=== WHAT IS REQUIRED ===
Keep the lines exact and the pictures out as you repeat the following listing.
(DATA FOR PROCESSING)
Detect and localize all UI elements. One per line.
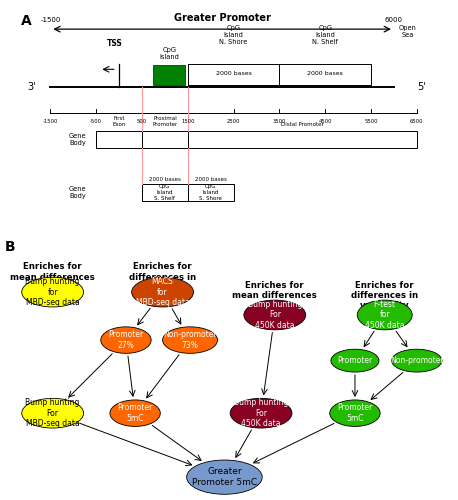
Text: 3': 3' (28, 82, 36, 92)
Text: 2000 bases: 2000 bases (195, 177, 227, 182)
Ellipse shape (22, 278, 83, 307)
Text: 2000 bases: 2000 bases (307, 70, 343, 76)
Text: -1500: -1500 (40, 18, 60, 24)
Text: Promoter
5mC: Promoter 5mC (118, 404, 153, 423)
Bar (188, 130, 417, 148)
Text: Enriches for
mean differences: Enriches for mean differences (10, 262, 95, 282)
Ellipse shape (357, 300, 412, 330)
Text: CpG
Island
N. Shelf: CpG Island N. Shelf (312, 26, 338, 46)
Text: Bump hunting
For
MBD-seq data: Bump hunting For MBD-seq data (26, 398, 80, 428)
Ellipse shape (163, 327, 218, 353)
Bar (279, 64, 371, 84)
Bar (188, 184, 234, 202)
Ellipse shape (331, 349, 379, 372)
Text: Gene
Body: Gene Body (69, 186, 87, 199)
Text: CpG
Island
S. Shore: CpG Island S. Shore (199, 184, 222, 201)
Text: 1500: 1500 (181, 119, 195, 124)
Ellipse shape (110, 400, 160, 426)
Text: F-test
for
450K data: F-test for 450K data (365, 300, 404, 330)
Text: Promoter
5mC: Promoter 5mC (338, 404, 372, 423)
Text: Bump hunting
for
MBD-seq data: Bump hunting for MBD-seq data (26, 277, 80, 307)
Text: Enriches for
differences in
variability: Enriches for differences in variability (129, 262, 196, 292)
Text: Distal Promoter: Distal Promoter (281, 122, 324, 126)
Bar (142, 184, 188, 202)
Text: Bump hunting
For
450K data: Bump hunting For 450K data (248, 300, 302, 330)
Text: CpG
Island
N. Shore: CpG Island N. Shore (219, 26, 248, 46)
Text: CpG
Island
S. Shelf: CpG Island S. Shelf (154, 184, 175, 201)
Text: First
Exon: First Exon (112, 116, 126, 126)
Text: Gene
Body: Gene Body (69, 132, 87, 145)
Text: -1500: -1500 (43, 119, 58, 124)
Text: Promoter
27%: Promoter 27% (109, 330, 143, 350)
Text: 2000 bases: 2000 bases (216, 70, 251, 76)
Text: 6000: 6000 (385, 18, 403, 24)
Bar (142, 130, 188, 148)
Text: Proximal
Promoter: Proximal Promoter (152, 116, 178, 126)
Text: 4500: 4500 (318, 119, 332, 124)
Ellipse shape (22, 398, 83, 428)
Text: Promoter: Promoter (338, 356, 372, 365)
Text: Greater Promoter: Greater Promoter (174, 14, 271, 24)
Ellipse shape (187, 460, 262, 494)
Text: 2000 bases: 2000 bases (149, 177, 181, 182)
Bar (96, 130, 142, 148)
Text: MACS
for
MBD-seq data: MACS for MBD-seq data (136, 277, 190, 307)
Text: Non-promoter
73%: Non-promoter 73% (163, 330, 217, 350)
Bar (153, 66, 185, 84)
Text: -500: -500 (90, 119, 102, 124)
Ellipse shape (244, 300, 306, 330)
Ellipse shape (330, 400, 380, 426)
Text: 6500: 6500 (410, 119, 424, 124)
Text: Enriches for
differences in
variability: Enriches for differences in variability (351, 280, 418, 310)
Text: TSS: TSS (107, 40, 122, 48)
Text: 5': 5' (417, 82, 426, 92)
Text: Enriches for
mean differences: Enriches for mean differences (232, 280, 317, 300)
Text: Open
Sea: Open Sea (398, 26, 417, 38)
Bar (188, 64, 279, 84)
Text: 500: 500 (137, 119, 147, 124)
Text: B: B (5, 240, 15, 254)
Text: Non-promoter: Non-promoter (390, 356, 444, 365)
Text: CpG
Island: CpG Island (159, 46, 180, 60)
Text: A: A (21, 14, 31, 28)
Ellipse shape (392, 349, 442, 372)
Text: 5500: 5500 (364, 119, 378, 124)
Ellipse shape (101, 327, 151, 353)
Text: Bump hunting
For
450K data: Bump hunting For 450K data (234, 398, 288, 428)
Ellipse shape (230, 398, 292, 428)
Text: Greater
Promoter 5mC: Greater Promoter 5mC (192, 468, 257, 487)
Text: 3500: 3500 (273, 119, 286, 124)
Text: 2500: 2500 (227, 119, 240, 124)
Ellipse shape (132, 278, 193, 307)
(End DATA FOR PROCESSING)
=== WRITTEN ANSWER ===
Detect and localize all UI elements. One per line.
Text: 3': 3' (28, 82, 36, 92)
Text: 2000 bases: 2000 bases (195, 177, 227, 182)
Ellipse shape (22, 278, 83, 307)
Text: 2000 bases: 2000 bases (307, 70, 343, 76)
Text: -1500: -1500 (40, 18, 60, 24)
Text: Promoter
5mC: Promoter 5mC (118, 404, 153, 423)
Bar (188, 130, 417, 148)
Text: Enriches for
mean differences: Enriches for mean differences (10, 262, 95, 282)
Ellipse shape (357, 300, 412, 330)
Text: CpG
Island
N. Shelf: CpG Island N. Shelf (312, 26, 338, 46)
Text: Bump hunting
For
MBD-seq data: Bump hunting For MBD-seq data (26, 398, 80, 428)
Ellipse shape (163, 327, 218, 353)
Bar (279, 64, 371, 84)
Bar (188, 184, 234, 202)
Ellipse shape (331, 349, 379, 372)
Text: Gene
Body: Gene Body (69, 186, 87, 199)
Text: CpG
Island
S. Shore: CpG Island S. Shore (199, 184, 222, 201)
Text: 1500: 1500 (181, 119, 195, 124)
Ellipse shape (110, 400, 160, 426)
Text: F-test
for
450K data: F-test for 450K data (365, 300, 404, 330)
Text: Promoter
5mC: Promoter 5mC (338, 404, 372, 423)
Text: Bump hunting
for
MBD-seq data: Bump hunting for MBD-seq data (26, 277, 80, 307)
Text: Enriches for
differences in
variability: Enriches for differences in variability (129, 262, 196, 292)
Text: Distal Promoter: Distal Promoter (281, 122, 324, 126)
Bar (142, 184, 188, 202)
Text: Bump hunting
For
450K data: Bump hunting For 450K data (248, 300, 302, 330)
Text: CpG
Island
N. Shore: CpG Island N. Shore (219, 26, 248, 46)
Text: CpG
Island
S. Shelf: CpG Island S. Shelf (154, 184, 175, 201)
Text: First
Exon: First Exon (112, 116, 126, 126)
Text: Gene
Body: Gene Body (69, 132, 87, 145)
Text: -1500: -1500 (43, 119, 58, 124)
Text: Promoter
27%: Promoter 27% (109, 330, 143, 350)
Text: 2000 bases: 2000 bases (216, 70, 251, 76)
Text: 6000: 6000 (385, 18, 403, 24)
Bar (142, 130, 188, 148)
Text: Proximal
Promoter: Proximal Promoter (152, 116, 178, 126)
Text: 4500: 4500 (318, 119, 332, 124)
Ellipse shape (22, 398, 83, 428)
Text: Promoter: Promoter (338, 356, 372, 365)
Text: Greater Promoter: Greater Promoter (174, 14, 271, 24)
Ellipse shape (187, 460, 262, 494)
Text: 2000 bases: 2000 bases (149, 177, 181, 182)
Bar (96, 130, 142, 148)
Text: MACS
for
MBD-seq data: MACS for MBD-seq data (136, 277, 190, 307)
Text: Non-promoter
73%: Non-promoter 73% (163, 330, 217, 350)
Bar (153, 66, 185, 84)
Text: -500: -500 (90, 119, 102, 124)
Ellipse shape (244, 300, 306, 330)
Ellipse shape (330, 400, 380, 426)
Text: 6500: 6500 (410, 119, 424, 124)
Text: Enriches for
differences in
variability: Enriches for differences in variability (351, 280, 418, 310)
Text: TSS: TSS (107, 40, 122, 48)
Text: 5': 5' (417, 82, 426, 92)
Text: Enriches for
mean differences: Enriches for mean differences (232, 280, 317, 300)
Text: Open
Sea: Open Sea (398, 26, 417, 38)
Bar (188, 64, 279, 84)
Text: 500: 500 (137, 119, 147, 124)
Text: B: B (5, 240, 15, 254)
Text: Non-promoter: Non-promoter (390, 356, 444, 365)
Text: CpG
Island: CpG Island (159, 46, 180, 60)
Text: A: A (21, 14, 31, 28)
Ellipse shape (392, 349, 442, 372)
Text: 5500: 5500 (364, 119, 378, 124)
Ellipse shape (101, 327, 151, 353)
Text: Bump hunting
For
450K data: Bump hunting For 450K data (234, 398, 288, 428)
Ellipse shape (230, 398, 292, 428)
Text: Greater
Promoter 5mC: Greater Promoter 5mC (192, 468, 257, 487)
Text: 3500: 3500 (273, 119, 286, 124)
Text: 2500: 2500 (227, 119, 240, 124)
Ellipse shape (132, 278, 193, 307)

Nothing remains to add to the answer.